** start of Listed entries **

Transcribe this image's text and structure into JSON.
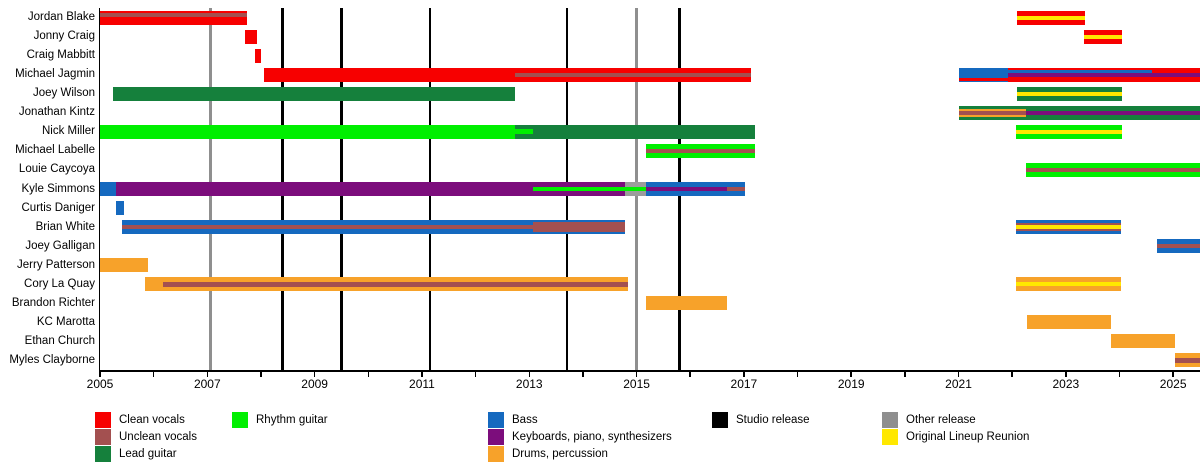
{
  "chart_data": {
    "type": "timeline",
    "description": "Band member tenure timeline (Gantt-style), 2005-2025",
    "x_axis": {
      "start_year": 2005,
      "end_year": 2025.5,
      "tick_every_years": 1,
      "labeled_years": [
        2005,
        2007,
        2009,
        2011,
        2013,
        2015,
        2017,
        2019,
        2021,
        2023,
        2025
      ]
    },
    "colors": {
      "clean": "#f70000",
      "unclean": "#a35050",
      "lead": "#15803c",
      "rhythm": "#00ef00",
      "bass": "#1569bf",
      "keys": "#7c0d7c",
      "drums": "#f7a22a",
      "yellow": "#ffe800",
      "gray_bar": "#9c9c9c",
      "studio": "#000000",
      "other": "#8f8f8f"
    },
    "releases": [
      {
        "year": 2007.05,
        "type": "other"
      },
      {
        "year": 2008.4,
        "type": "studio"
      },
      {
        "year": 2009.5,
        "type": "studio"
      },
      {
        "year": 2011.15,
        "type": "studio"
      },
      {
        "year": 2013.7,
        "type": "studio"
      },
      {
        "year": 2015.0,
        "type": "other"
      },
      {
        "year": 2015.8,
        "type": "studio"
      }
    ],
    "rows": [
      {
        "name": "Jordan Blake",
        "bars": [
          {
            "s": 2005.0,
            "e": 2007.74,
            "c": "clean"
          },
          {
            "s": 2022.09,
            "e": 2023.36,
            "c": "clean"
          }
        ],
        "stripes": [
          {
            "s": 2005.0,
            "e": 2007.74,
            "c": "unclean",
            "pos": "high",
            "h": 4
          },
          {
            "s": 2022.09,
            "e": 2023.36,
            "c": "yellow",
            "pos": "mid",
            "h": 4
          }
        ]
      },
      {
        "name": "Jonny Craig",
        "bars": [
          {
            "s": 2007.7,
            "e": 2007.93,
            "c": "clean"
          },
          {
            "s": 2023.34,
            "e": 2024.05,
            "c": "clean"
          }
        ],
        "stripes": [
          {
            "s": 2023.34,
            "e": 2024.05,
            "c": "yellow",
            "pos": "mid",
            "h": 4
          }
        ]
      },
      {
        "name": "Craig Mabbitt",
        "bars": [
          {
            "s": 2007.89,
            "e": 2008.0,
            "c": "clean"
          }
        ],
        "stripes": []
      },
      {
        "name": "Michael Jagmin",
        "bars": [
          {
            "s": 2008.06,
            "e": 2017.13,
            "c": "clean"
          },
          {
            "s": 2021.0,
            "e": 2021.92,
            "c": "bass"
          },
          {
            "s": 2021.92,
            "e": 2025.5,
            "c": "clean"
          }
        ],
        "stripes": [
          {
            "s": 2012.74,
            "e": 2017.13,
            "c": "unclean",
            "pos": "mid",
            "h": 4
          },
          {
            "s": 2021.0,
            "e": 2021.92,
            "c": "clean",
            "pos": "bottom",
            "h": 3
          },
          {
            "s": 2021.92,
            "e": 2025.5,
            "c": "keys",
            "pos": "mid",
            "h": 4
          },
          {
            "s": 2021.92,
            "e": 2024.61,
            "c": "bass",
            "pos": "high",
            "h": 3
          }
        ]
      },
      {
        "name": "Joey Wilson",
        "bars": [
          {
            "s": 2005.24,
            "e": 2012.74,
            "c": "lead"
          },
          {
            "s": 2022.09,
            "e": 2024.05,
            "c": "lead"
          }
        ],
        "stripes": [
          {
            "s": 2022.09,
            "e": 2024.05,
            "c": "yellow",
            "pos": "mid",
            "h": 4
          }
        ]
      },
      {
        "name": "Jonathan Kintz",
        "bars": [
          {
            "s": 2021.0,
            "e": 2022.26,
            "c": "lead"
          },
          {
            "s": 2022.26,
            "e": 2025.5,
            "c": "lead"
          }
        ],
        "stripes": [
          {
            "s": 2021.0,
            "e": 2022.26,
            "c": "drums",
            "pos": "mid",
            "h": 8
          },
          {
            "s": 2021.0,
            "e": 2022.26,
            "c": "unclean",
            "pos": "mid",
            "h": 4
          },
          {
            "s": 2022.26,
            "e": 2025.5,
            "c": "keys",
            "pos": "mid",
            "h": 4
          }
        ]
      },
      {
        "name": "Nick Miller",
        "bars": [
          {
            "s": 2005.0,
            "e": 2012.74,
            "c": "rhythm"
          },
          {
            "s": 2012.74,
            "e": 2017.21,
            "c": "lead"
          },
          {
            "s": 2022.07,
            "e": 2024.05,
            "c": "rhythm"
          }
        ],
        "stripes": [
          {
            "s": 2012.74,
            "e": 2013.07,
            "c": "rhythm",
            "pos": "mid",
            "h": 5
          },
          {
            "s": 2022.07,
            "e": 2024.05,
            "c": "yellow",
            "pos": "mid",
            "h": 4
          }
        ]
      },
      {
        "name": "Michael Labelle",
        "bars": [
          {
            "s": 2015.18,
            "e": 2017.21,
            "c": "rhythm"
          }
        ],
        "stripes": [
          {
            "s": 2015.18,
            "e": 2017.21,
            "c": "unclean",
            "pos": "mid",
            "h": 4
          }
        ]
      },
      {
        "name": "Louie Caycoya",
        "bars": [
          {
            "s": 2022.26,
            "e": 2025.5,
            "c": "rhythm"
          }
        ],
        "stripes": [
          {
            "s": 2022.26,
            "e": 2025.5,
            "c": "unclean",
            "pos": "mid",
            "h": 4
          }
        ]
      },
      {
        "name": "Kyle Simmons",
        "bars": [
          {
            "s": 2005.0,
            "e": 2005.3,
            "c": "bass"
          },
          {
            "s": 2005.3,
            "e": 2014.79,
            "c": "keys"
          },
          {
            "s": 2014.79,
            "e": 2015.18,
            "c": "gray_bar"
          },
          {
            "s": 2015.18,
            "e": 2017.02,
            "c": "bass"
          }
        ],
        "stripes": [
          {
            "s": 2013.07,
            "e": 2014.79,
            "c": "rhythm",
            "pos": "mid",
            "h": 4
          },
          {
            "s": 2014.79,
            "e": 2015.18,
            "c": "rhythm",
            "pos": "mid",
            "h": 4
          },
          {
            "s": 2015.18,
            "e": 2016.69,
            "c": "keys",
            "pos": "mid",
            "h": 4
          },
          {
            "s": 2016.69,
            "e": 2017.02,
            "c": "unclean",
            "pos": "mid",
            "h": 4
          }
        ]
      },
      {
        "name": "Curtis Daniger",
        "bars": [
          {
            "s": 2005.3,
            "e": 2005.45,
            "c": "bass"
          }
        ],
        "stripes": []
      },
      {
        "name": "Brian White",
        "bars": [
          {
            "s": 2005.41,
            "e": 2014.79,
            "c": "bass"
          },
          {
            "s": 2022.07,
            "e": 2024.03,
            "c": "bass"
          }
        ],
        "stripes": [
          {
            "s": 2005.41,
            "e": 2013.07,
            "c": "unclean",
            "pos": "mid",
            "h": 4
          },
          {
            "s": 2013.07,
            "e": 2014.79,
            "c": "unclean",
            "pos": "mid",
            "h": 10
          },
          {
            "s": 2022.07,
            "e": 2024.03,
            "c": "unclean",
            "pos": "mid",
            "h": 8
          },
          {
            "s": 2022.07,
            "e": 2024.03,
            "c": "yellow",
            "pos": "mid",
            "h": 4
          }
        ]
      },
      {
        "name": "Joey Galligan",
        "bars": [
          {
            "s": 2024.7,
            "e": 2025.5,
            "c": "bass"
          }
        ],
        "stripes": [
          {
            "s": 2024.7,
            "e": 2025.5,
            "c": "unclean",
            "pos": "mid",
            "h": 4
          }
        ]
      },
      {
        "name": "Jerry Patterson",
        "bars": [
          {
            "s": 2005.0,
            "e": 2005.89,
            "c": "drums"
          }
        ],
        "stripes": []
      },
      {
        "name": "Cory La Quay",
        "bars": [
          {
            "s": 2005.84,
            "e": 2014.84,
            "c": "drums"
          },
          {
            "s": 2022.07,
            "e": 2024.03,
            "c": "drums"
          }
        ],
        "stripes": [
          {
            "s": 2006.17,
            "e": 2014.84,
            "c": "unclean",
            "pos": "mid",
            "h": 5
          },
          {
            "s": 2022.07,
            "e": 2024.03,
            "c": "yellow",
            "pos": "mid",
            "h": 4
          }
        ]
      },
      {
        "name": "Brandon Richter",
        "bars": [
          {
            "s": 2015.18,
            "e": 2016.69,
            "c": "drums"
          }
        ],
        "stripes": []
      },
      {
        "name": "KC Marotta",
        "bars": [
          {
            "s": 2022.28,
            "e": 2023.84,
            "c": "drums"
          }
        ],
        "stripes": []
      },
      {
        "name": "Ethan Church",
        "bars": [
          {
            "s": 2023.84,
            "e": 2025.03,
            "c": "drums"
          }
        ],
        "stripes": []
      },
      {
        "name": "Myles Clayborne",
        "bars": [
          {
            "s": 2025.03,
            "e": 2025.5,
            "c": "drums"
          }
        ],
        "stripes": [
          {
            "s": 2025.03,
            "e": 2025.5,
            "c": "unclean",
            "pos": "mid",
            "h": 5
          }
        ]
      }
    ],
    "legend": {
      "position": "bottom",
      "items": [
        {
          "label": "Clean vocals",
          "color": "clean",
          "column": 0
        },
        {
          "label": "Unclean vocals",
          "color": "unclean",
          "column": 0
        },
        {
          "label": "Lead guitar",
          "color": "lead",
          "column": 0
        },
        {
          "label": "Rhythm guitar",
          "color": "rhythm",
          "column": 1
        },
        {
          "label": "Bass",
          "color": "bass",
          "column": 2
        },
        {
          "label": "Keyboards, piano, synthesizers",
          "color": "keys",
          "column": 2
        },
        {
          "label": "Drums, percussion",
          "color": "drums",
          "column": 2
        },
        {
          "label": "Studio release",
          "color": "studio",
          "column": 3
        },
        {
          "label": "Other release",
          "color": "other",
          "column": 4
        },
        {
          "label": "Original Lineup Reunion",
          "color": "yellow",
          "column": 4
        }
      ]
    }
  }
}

** end of Listed entries **
** start of Listed entries **

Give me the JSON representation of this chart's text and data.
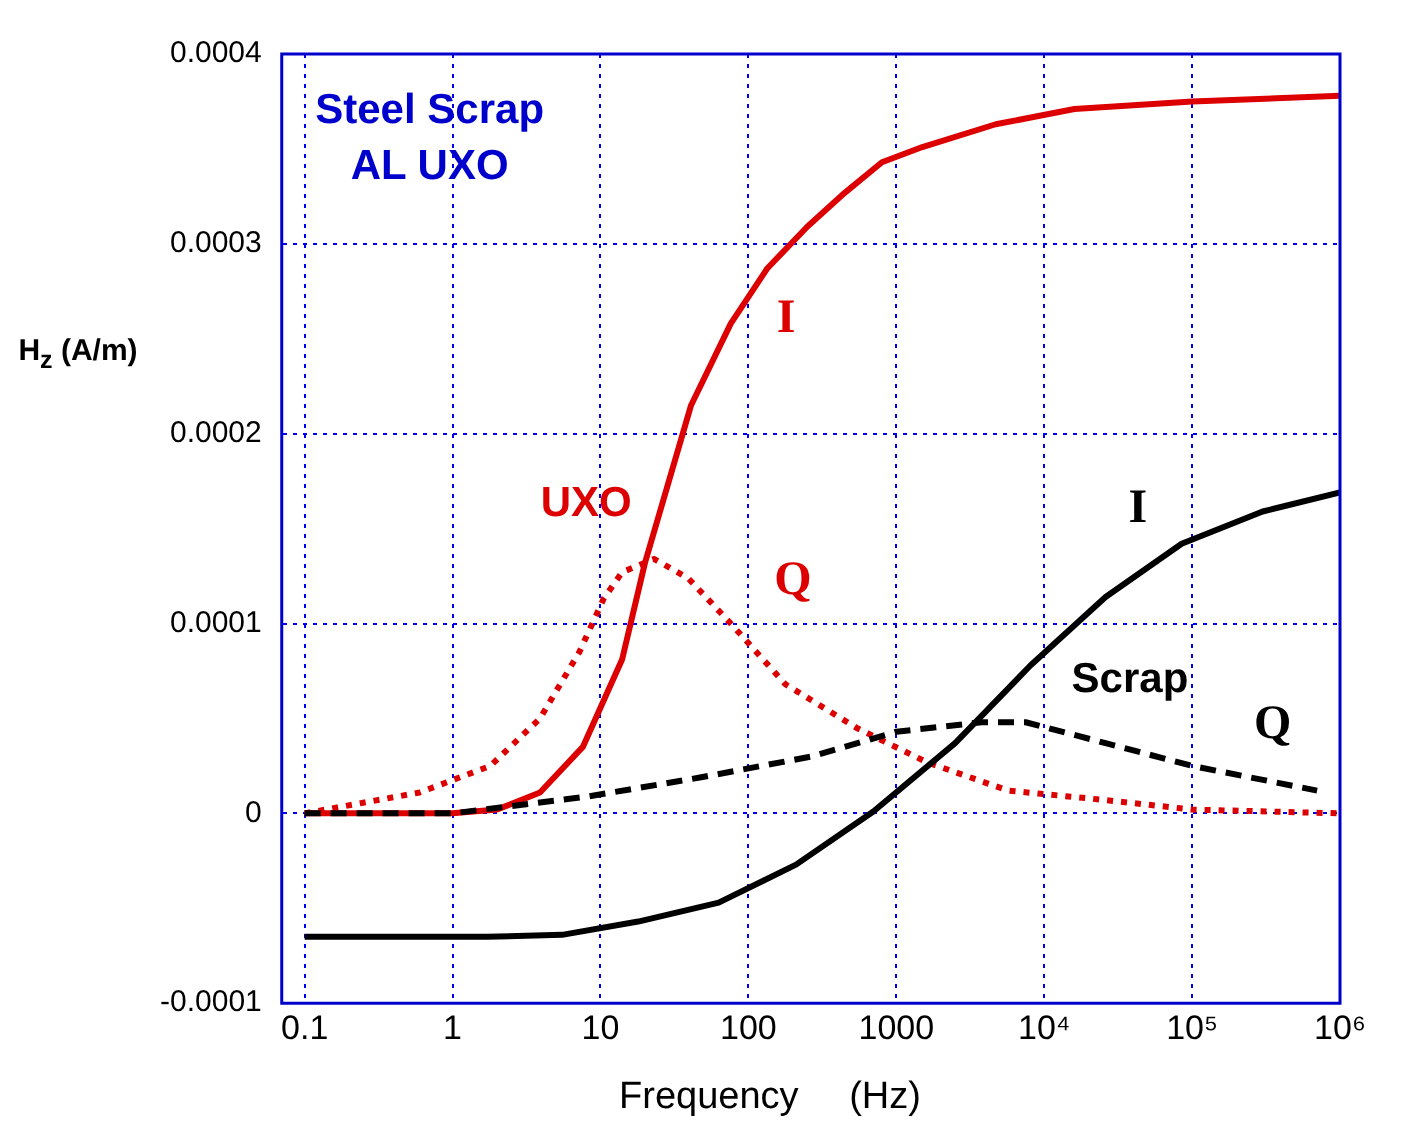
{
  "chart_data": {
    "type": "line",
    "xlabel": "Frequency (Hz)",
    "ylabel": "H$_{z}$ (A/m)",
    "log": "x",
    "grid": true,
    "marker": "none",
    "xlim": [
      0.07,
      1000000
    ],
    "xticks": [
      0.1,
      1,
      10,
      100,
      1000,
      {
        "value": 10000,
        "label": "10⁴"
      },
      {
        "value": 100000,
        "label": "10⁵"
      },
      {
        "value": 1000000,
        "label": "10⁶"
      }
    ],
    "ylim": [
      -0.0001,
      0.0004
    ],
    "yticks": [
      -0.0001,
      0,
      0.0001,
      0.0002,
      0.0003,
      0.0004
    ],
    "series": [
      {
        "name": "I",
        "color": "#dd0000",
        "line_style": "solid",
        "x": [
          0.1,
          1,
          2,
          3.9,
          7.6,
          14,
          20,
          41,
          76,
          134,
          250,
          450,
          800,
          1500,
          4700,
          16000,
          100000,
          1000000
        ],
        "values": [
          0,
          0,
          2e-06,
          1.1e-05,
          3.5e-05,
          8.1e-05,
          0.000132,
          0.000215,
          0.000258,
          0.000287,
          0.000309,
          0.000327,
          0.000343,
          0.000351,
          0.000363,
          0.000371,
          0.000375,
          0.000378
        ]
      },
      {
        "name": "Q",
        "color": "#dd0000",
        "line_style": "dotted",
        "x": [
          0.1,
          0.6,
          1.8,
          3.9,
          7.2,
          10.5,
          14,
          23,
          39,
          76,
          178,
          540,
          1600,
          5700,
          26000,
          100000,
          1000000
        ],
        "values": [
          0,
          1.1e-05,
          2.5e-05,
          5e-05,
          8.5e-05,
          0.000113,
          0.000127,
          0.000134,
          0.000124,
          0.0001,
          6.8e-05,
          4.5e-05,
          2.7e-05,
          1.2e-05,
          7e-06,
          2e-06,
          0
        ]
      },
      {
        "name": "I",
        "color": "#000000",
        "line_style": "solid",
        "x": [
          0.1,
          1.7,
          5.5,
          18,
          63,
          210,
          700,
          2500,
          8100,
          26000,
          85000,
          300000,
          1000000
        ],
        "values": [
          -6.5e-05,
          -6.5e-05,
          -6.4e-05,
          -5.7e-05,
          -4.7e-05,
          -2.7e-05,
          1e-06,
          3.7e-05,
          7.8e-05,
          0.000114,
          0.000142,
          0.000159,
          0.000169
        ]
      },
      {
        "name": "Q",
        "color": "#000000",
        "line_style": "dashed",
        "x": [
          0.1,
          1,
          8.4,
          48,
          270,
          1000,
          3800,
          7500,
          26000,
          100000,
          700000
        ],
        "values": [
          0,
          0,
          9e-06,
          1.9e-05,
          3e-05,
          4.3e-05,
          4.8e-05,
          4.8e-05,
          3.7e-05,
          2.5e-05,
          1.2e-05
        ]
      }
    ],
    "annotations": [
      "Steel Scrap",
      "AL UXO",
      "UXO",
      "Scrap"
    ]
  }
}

** end of Listed entries **

§ **Exercise prompt**:
Where a line of the records above holds the word "text", copy that line.

§ **Result of this task**:
Transcribe this image's text and structure into JSON.
Give me the JSON representation of this chart's text and data.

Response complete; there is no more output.